> Exercise
In the listing below, identify each line with the word "Keywords" and return those lines.

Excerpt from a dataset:
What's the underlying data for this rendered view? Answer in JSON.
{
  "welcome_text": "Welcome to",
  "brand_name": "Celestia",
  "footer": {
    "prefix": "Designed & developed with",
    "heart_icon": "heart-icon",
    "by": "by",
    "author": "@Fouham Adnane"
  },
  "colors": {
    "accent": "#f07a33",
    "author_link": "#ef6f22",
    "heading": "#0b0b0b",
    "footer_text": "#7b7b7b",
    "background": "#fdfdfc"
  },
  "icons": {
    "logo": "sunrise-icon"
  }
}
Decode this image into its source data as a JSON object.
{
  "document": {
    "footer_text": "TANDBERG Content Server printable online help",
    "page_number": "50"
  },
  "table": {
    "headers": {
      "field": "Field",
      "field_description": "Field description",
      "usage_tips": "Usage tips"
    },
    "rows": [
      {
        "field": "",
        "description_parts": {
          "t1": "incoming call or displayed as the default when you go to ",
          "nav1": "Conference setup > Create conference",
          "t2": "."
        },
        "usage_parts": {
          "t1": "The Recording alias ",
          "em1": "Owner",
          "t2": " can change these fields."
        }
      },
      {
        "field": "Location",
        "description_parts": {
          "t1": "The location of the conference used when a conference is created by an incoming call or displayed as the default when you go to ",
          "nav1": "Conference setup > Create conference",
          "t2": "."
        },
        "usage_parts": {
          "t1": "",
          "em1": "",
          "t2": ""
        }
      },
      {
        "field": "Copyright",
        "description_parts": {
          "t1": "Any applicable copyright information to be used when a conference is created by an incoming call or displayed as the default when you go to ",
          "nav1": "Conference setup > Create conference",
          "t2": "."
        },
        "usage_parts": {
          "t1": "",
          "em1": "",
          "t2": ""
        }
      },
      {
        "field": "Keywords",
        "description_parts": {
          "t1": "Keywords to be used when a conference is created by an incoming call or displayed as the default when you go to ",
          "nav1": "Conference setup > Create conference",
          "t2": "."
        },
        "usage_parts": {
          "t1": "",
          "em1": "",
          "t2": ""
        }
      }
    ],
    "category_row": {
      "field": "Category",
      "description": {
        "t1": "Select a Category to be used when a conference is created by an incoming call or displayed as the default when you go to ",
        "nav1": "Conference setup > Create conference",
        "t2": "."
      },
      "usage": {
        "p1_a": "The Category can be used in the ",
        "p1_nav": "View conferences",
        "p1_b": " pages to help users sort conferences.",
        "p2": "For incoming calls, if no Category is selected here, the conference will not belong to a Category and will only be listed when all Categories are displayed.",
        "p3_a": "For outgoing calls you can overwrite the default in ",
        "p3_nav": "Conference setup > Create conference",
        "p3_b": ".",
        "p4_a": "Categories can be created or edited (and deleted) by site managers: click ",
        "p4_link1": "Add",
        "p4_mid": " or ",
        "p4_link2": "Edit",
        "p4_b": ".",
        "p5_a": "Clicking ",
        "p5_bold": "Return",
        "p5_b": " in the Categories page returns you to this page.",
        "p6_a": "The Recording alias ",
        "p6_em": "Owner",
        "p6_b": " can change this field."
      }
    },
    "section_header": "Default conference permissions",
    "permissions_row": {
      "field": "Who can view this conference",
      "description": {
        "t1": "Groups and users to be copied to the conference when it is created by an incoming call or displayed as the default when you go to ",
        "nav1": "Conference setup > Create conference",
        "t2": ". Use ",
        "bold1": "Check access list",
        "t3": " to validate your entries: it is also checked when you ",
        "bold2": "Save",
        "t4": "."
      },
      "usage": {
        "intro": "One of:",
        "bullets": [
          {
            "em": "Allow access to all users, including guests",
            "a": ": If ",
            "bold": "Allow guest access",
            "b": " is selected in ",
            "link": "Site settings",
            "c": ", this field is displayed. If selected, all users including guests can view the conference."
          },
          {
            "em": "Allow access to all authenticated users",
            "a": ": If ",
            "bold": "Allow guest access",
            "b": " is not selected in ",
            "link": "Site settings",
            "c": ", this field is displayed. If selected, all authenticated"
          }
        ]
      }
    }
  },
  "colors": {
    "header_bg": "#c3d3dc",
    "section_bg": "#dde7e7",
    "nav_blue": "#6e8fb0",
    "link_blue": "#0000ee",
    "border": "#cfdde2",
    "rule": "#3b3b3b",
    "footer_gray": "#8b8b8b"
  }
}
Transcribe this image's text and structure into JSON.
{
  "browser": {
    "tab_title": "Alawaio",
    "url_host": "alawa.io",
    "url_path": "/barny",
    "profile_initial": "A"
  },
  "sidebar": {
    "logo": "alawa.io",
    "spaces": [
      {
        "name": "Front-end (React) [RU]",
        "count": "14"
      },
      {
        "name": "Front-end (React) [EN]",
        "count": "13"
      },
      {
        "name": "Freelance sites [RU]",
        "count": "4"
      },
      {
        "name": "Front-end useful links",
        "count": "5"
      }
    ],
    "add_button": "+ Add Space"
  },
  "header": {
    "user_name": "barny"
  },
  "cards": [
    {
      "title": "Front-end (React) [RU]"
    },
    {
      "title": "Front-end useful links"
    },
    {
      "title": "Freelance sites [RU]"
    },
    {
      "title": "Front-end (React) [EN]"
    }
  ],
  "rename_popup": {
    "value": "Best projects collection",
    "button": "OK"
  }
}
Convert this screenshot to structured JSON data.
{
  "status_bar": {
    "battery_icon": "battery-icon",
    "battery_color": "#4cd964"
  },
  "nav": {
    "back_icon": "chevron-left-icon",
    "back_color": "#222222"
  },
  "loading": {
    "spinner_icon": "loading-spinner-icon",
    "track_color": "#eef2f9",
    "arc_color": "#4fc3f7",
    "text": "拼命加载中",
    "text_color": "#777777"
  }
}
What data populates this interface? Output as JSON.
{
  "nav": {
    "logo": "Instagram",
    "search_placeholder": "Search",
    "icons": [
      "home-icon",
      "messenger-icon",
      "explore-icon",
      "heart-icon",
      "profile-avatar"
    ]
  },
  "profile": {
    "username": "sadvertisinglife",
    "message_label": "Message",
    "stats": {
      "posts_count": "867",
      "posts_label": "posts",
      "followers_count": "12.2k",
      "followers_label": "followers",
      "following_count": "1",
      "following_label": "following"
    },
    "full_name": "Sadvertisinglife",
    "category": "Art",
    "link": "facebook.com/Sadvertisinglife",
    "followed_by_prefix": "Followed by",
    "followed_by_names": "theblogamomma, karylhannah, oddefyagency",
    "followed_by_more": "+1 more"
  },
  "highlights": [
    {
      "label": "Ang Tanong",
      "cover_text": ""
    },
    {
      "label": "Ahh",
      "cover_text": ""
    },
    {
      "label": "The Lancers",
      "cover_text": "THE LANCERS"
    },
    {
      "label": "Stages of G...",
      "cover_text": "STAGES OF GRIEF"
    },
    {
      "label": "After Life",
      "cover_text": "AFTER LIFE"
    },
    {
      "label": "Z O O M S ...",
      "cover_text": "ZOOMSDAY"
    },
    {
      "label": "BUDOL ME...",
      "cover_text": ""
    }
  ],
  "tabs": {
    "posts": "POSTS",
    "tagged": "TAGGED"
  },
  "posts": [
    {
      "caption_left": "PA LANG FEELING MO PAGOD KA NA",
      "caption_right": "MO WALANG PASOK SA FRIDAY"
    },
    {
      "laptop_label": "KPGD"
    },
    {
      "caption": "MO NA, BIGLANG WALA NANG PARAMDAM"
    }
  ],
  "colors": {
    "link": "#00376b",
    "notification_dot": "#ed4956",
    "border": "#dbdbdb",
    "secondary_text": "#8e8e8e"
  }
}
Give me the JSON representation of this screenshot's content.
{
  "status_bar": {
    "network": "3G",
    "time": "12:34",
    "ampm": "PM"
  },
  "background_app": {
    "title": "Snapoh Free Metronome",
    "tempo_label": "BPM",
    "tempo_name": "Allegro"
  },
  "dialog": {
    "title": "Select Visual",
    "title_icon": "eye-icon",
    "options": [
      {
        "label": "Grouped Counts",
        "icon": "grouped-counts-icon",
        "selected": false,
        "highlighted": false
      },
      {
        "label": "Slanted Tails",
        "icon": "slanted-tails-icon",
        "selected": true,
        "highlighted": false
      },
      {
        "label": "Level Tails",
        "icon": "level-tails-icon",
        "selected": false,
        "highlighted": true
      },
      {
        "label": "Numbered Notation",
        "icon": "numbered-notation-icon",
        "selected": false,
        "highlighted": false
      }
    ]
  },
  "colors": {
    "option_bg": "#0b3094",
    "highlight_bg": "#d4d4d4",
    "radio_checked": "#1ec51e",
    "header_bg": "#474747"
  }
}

> Task solution
        "field": "Keywords",
          "t1": "Keywords to be used when a conference is created by an incoming call or displayed as the default when you go to ",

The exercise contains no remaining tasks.